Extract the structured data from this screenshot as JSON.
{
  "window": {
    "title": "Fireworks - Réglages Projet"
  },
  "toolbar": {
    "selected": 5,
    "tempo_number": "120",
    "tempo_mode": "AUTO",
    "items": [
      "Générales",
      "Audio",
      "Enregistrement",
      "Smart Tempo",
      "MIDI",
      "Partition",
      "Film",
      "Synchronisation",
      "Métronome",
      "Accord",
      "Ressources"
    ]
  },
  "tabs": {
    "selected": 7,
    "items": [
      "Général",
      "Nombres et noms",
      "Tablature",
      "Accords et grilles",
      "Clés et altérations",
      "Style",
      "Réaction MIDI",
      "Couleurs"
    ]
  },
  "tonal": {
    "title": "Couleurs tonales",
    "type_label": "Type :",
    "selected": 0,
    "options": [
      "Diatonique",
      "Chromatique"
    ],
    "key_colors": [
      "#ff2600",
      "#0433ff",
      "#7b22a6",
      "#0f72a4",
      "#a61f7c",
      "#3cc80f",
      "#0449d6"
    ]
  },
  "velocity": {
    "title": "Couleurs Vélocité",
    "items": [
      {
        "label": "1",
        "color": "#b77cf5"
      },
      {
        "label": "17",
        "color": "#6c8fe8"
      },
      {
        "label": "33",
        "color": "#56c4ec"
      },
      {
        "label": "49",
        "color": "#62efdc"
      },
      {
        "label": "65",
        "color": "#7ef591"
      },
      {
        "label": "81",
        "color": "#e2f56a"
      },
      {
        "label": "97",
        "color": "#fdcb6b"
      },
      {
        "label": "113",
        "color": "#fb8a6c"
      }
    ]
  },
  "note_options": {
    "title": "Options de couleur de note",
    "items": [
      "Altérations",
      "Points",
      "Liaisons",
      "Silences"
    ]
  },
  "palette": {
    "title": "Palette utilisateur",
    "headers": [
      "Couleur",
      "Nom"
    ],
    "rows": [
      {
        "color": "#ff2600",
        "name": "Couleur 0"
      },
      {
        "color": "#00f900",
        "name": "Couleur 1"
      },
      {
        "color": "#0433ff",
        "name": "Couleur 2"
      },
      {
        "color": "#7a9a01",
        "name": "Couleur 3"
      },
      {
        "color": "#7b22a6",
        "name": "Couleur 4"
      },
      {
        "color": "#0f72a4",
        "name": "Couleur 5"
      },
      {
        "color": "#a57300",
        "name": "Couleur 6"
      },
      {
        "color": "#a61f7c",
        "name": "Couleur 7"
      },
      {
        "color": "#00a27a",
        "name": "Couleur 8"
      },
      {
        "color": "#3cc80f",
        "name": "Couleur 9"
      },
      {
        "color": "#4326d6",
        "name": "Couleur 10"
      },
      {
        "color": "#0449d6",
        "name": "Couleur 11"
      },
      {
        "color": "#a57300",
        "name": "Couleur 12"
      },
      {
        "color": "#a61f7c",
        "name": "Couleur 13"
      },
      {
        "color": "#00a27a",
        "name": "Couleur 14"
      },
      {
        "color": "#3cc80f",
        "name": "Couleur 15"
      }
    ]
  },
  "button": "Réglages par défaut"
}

· · · ·

Copy every line of the listing that contains the word "Couleurs".

Response for this exercise —
      "Couleurs"
    "title": "Couleurs tonales",
    "title": "Couleurs Vélocité",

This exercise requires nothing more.